Your objective - Extract every entry word for word. Skip the pictures.
***** Listed records
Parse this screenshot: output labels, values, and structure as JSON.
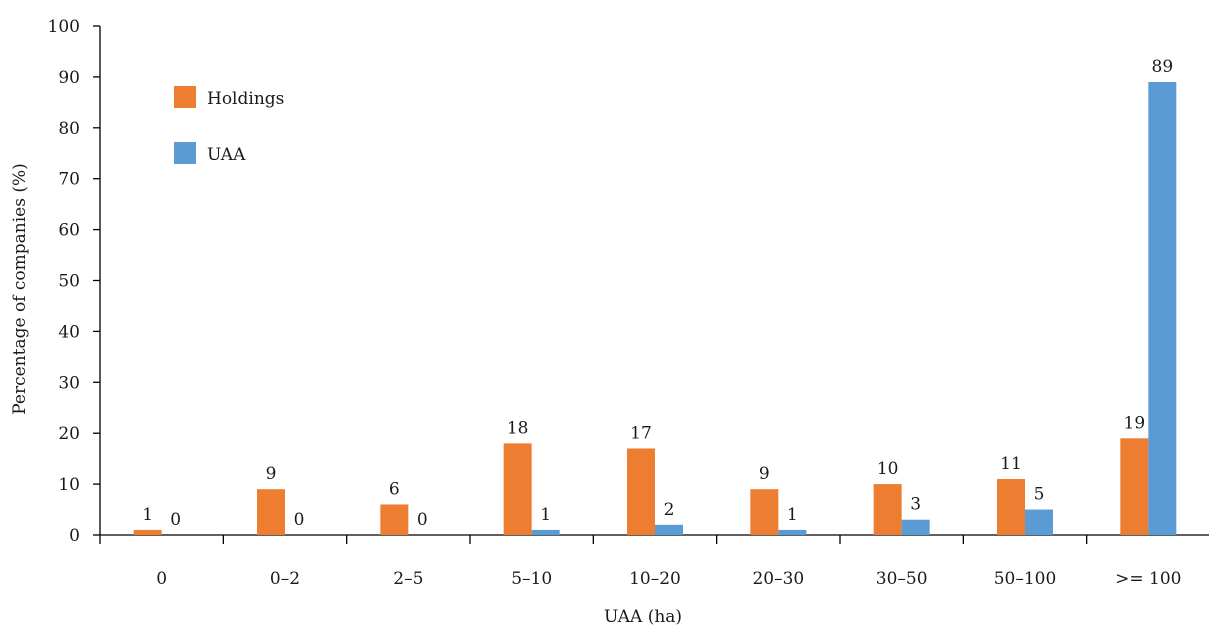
{
  "chart_data": {
    "type": "bar",
    "categories": [
      "0",
      "0–2",
      "2–5",
      "5–10",
      "10–20",
      "20–30",
      "30–50",
      "50–100",
      ">= 100"
    ],
    "series": [
      {
        "name": "Holdings",
        "color": "#ED7D31",
        "values": [
          1,
          9,
          6,
          18,
          17,
          9,
          10,
          11,
          19
        ]
      },
      {
        "name": "UAA",
        "color": "#5B9BD5",
        "values": [
          0,
          0,
          0,
          1,
          2,
          1,
          3,
          5,
          89
        ]
      }
    ],
    "xlabel": "UAA (ha)",
    "ylabel": "Percentage of companies (%)",
    "ylim": [
      0,
      100
    ],
    "yticks": [
      0,
      10,
      20,
      30,
      40,
      50,
      60,
      70,
      80,
      90,
      100
    ],
    "grid": false,
    "legend_position": "top-left"
  }
}
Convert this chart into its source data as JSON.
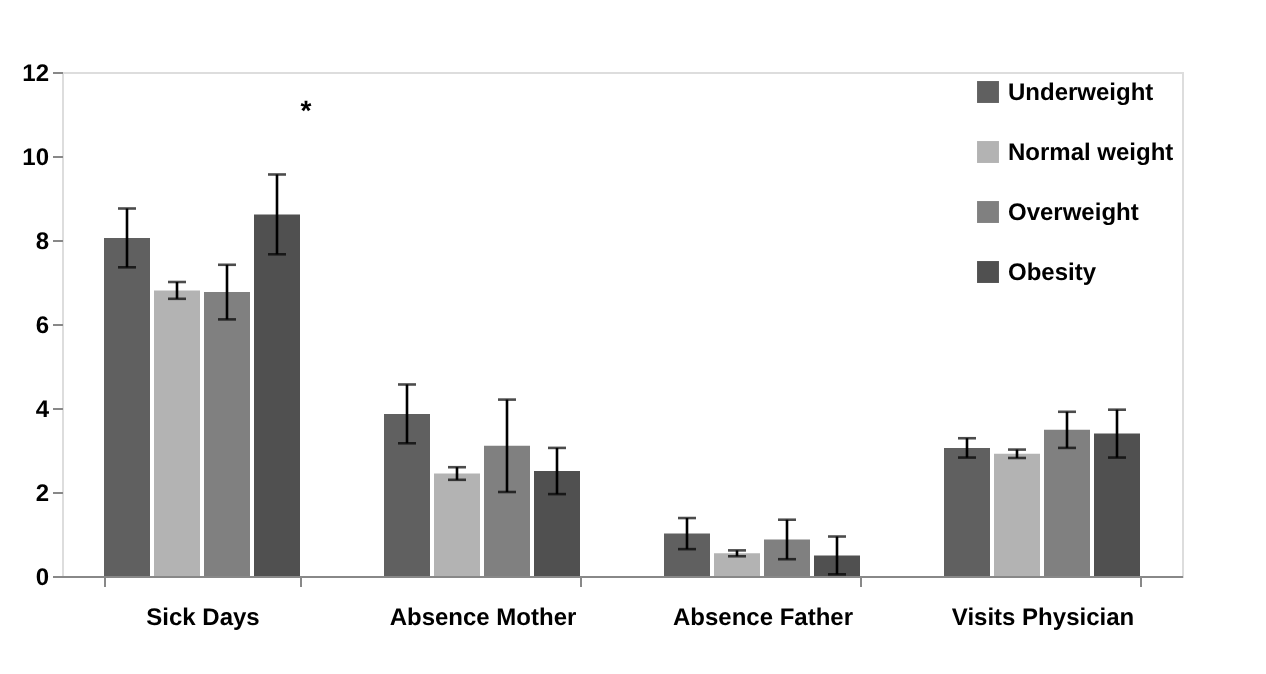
{
  "chart_data": {
    "type": "bar",
    "categories": [
      "Sick Days",
      "Absence Mother",
      "Absence Father",
      "Visits Physician"
    ],
    "series": [
      {
        "name": "Underweight",
        "color": "#606060",
        "values": [
          8.05,
          3.86,
          1.01,
          3.05
        ],
        "errors": [
          0.7,
          0.7,
          0.37,
          0.23
        ]
      },
      {
        "name": "Normal weight",
        "color": "#b3b3b3",
        "values": [
          6.8,
          2.44,
          0.54,
          2.91
        ],
        "errors": [
          0.2,
          0.15,
          0.07,
          0.1
        ]
      },
      {
        "name": "Overweight",
        "color": "#808080",
        "values": [
          6.76,
          3.1,
          0.87,
          3.48
        ],
        "errors": [
          0.65,
          1.1,
          0.47,
          0.43
        ]
      },
      {
        "name": "Obesity",
        "color": "#505050",
        "values": [
          8.61,
          2.5,
          0.49,
          3.39
        ],
        "errors": [
          0.95,
          0.55,
          0.45,
          0.57
        ]
      }
    ],
    "ylim": [
      0,
      12
    ],
    "yticks": [
      0,
      2,
      4,
      6,
      8,
      10,
      12
    ],
    "grid": false,
    "legend": "top right",
    "annotations": [
      "*"
    ]
  }
}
**********
Solution for this problem -
Parse this screenshot: output labels, values, and structure as JSON.
{
  "chart_data": {
    "type": "bar",
    "categories": [
      "0",
      "0–2",
      "2–5",
      "5–10",
      "10–20",
      "20–30",
      "30–50",
      "50–100",
      ">= 100"
    ],
    "series": [
      {
        "name": "Holdings",
        "color": "#ED7D31",
        "values": [
          1,
          9,
          6,
          18,
          17,
          9,
          10,
          11,
          19
        ]
      },
      {
        "name": "UAA",
        "color": "#5B9BD5",
        "values": [
          0,
          0,
          0,
          1,
          2,
          1,
          3,
          5,
          89
        ]
      }
    ],
    "xlabel": "UAA (ha)",
    "ylabel": "Percentage of companies (%)",
    "ylim": [
      0,
      100
    ],
    "yticks": [
      0,
      10,
      20,
      30,
      40,
      50,
      60,
      70,
      80,
      90,
      100
    ],
    "grid": false,
    "legend_position": "top-left"
  }
}
Convert this chart into its source data as JSON.
{
  "chart_data": {
    "type": "bar",
    "categories": [
      "Sick Days",
      "Absence Mother",
      "Absence Father",
      "Visits Physician"
    ],
    "series": [
      {
        "name": "Underweight",
        "color": "#606060",
        "values": [
          8.05,
          3.86,
          1.01,
          3.05
        ],
        "errors": [
          0.7,
          0.7,
          0.37,
          0.23
        ]
      },
      {
        "name": "Normal weight",
        "color": "#b3b3b3",
        "values": [
          6.8,
          2.44,
          0.54,
          2.91
        ],
        "errors": [
          0.2,
          0.15,
          0.07,
          0.1
        ]
      },
      {
        "name": "Overweight",
        "color": "#808080",
        "values": [
          6.76,
          3.1,
          0.87,
          3.48
        ],
        "errors": [
          0.65,
          1.1,
          0.47,
          0.43
        ]
      },
      {
        "name": "Obesity",
        "color": "#505050",
        "values": [
          8.61,
          2.5,
          0.49,
          3.39
        ],
        "errors": [
          0.95,
          0.55,
          0.45,
          0.57
        ]
      }
    ],
    "ylim": [
      0,
      12
    ],
    "yticks": [
      0,
      2,
      4,
      6,
      8,
      10,
      12
    ],
    "grid": false,
    "legend": "top right",
    "annotations": [
      "*"
    ]
  }
}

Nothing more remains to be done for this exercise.